EXERCISE DESCRIPTION
Search the data for the string "saúde" and extract every line where it appears.

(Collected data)
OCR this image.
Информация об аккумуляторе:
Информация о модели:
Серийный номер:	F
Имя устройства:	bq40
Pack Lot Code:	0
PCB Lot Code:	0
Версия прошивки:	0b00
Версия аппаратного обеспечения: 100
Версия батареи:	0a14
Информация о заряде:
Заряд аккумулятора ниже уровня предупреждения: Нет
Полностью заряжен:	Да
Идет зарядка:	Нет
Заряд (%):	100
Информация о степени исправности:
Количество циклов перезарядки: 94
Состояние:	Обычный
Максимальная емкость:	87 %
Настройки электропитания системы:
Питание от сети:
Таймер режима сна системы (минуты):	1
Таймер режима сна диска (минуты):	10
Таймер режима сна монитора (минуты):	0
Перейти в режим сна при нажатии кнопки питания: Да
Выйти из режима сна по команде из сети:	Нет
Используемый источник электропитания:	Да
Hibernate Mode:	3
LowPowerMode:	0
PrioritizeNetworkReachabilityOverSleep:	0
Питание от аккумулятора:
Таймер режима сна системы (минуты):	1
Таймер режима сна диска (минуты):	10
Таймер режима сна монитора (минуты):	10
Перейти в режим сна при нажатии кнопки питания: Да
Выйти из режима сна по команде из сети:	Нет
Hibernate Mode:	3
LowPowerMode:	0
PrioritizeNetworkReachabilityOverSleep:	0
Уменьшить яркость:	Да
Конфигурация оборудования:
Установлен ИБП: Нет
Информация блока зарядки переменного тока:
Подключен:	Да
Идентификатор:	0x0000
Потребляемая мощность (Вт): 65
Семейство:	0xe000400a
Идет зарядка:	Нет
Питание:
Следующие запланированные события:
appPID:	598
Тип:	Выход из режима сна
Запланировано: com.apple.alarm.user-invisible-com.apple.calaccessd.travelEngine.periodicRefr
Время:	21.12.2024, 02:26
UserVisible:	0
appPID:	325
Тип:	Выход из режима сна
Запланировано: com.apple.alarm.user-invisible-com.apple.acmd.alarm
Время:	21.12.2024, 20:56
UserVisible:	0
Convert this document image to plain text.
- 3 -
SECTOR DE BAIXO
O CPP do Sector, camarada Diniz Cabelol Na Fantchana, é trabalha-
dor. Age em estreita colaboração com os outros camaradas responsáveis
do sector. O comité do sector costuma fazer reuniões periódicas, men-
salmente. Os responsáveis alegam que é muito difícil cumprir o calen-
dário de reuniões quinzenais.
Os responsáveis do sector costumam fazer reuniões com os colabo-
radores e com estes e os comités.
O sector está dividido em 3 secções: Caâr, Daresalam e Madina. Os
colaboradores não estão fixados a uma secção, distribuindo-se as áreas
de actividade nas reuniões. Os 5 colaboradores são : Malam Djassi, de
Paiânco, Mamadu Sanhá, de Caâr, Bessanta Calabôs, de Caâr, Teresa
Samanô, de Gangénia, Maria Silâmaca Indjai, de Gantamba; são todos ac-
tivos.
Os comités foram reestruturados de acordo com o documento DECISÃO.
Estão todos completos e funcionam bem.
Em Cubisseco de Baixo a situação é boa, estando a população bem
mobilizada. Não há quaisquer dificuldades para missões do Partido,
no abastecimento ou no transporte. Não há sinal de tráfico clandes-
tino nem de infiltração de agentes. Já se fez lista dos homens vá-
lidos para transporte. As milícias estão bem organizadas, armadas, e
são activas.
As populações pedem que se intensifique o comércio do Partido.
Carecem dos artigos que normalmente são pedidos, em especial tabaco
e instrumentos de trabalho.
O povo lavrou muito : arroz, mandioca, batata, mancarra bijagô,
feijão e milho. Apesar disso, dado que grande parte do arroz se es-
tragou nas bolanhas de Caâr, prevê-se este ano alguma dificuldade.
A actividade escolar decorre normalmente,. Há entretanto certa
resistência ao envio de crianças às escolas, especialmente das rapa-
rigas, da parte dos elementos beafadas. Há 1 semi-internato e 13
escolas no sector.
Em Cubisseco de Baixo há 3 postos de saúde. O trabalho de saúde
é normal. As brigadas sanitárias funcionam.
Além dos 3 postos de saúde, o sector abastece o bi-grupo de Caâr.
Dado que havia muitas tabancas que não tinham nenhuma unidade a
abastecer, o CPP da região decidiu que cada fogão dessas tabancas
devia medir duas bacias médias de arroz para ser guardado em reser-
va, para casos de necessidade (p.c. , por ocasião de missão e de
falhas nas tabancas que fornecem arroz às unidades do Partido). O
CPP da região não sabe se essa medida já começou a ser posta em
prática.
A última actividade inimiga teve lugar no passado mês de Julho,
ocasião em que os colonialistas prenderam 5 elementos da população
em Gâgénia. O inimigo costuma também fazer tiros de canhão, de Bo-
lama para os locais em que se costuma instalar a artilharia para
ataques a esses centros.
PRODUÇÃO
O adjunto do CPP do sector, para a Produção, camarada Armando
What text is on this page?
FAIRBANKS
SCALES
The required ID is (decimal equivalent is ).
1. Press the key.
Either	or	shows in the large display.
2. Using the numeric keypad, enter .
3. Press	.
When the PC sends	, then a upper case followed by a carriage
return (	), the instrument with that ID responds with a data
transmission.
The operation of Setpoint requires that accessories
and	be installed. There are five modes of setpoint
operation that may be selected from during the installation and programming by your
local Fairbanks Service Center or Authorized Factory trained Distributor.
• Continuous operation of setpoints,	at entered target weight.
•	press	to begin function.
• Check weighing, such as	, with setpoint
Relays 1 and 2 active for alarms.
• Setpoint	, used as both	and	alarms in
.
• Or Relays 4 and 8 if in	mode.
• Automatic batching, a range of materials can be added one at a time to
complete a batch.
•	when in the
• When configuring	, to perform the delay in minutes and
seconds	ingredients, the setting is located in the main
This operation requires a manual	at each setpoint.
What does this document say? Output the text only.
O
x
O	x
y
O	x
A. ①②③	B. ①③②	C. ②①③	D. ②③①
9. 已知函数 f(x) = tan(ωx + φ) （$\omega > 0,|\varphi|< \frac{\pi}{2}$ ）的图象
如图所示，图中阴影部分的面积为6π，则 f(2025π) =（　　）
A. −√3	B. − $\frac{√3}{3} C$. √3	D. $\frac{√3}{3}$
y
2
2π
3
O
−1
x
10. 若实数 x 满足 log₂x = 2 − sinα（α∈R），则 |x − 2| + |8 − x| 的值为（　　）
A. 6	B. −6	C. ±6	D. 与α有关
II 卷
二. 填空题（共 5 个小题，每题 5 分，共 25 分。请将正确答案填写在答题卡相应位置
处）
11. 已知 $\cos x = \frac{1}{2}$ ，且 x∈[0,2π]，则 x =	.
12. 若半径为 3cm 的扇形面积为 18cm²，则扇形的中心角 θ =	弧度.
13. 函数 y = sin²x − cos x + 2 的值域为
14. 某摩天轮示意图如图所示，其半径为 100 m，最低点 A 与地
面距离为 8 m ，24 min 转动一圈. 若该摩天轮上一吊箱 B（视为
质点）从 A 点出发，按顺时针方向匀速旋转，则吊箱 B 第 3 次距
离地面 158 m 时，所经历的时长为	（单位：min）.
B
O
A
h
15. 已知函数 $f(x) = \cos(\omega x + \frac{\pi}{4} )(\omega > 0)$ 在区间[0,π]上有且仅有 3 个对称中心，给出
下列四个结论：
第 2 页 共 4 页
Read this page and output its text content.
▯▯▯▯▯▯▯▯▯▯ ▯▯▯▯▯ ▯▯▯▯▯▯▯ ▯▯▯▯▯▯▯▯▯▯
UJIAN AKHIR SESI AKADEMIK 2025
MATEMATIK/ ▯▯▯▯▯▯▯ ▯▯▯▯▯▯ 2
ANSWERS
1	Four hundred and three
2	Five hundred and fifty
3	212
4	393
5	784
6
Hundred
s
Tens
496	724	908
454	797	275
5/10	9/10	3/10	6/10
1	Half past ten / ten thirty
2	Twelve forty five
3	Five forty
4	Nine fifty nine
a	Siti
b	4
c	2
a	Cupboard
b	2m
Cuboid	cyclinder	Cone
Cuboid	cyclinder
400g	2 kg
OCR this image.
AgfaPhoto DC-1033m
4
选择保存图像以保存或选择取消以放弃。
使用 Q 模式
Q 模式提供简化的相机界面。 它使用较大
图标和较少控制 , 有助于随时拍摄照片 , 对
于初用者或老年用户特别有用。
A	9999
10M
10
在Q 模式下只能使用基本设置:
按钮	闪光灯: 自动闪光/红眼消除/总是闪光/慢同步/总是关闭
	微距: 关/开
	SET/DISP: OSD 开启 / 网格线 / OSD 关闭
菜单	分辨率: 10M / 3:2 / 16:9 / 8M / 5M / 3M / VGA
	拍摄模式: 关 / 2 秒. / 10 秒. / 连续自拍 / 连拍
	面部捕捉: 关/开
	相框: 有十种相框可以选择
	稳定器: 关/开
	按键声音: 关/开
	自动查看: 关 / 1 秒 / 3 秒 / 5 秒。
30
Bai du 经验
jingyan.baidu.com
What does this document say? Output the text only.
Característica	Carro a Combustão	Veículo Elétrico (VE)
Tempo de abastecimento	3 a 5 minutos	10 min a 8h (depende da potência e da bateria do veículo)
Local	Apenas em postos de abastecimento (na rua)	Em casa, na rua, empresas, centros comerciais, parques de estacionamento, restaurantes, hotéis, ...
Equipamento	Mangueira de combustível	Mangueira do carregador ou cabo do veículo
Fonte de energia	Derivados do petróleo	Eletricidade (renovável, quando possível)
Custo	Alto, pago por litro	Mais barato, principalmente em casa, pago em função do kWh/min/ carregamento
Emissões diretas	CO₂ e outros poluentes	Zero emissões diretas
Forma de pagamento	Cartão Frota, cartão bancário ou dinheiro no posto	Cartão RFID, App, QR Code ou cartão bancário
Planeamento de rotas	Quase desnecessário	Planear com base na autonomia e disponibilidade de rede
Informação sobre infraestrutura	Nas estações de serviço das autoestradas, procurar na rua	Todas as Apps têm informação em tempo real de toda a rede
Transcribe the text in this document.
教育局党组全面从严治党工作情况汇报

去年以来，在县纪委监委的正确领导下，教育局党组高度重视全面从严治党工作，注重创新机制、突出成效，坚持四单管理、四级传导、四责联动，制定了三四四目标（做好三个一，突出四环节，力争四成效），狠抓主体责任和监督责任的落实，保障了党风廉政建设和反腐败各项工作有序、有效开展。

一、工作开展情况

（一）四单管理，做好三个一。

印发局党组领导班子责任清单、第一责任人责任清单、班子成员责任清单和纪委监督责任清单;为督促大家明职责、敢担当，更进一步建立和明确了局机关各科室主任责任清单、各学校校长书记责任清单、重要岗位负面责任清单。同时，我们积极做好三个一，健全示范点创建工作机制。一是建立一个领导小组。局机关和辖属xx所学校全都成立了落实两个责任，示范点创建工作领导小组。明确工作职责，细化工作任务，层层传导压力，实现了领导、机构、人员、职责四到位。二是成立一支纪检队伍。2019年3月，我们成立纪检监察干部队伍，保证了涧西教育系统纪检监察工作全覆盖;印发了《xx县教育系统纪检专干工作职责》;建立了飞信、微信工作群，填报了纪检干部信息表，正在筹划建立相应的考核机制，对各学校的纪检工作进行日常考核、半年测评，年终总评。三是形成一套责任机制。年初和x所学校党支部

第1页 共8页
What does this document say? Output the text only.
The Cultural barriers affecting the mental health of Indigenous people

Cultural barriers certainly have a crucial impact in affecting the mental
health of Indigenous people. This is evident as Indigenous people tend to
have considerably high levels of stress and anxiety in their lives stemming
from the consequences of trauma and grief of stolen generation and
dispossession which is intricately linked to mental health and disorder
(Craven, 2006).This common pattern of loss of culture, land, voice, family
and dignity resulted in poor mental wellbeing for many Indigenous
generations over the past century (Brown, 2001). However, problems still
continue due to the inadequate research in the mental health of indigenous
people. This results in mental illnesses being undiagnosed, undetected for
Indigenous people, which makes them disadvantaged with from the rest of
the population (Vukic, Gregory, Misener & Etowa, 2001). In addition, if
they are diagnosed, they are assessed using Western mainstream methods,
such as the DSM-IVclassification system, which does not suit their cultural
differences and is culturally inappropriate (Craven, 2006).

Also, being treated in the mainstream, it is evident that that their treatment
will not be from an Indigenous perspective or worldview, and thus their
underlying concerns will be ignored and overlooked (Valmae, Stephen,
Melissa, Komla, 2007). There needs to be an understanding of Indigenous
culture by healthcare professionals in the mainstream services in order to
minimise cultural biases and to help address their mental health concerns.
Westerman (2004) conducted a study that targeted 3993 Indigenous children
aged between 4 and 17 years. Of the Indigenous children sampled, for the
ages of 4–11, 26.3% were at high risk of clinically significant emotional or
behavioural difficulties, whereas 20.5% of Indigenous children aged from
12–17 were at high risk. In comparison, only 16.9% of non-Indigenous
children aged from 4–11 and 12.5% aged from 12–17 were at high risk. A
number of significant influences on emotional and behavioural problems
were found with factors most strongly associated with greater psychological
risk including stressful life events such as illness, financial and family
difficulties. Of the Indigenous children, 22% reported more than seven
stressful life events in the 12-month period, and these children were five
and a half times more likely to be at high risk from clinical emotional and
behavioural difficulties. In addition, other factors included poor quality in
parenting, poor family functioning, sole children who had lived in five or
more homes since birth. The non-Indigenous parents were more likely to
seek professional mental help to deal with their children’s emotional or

EXPECTED OUTPUT
Em Cubisseco de Baixo há 3 postos de saúde. O trabalho de saúde
Além dos 3 postos de saúde, o sector abastece o bi-grupo de Caâr.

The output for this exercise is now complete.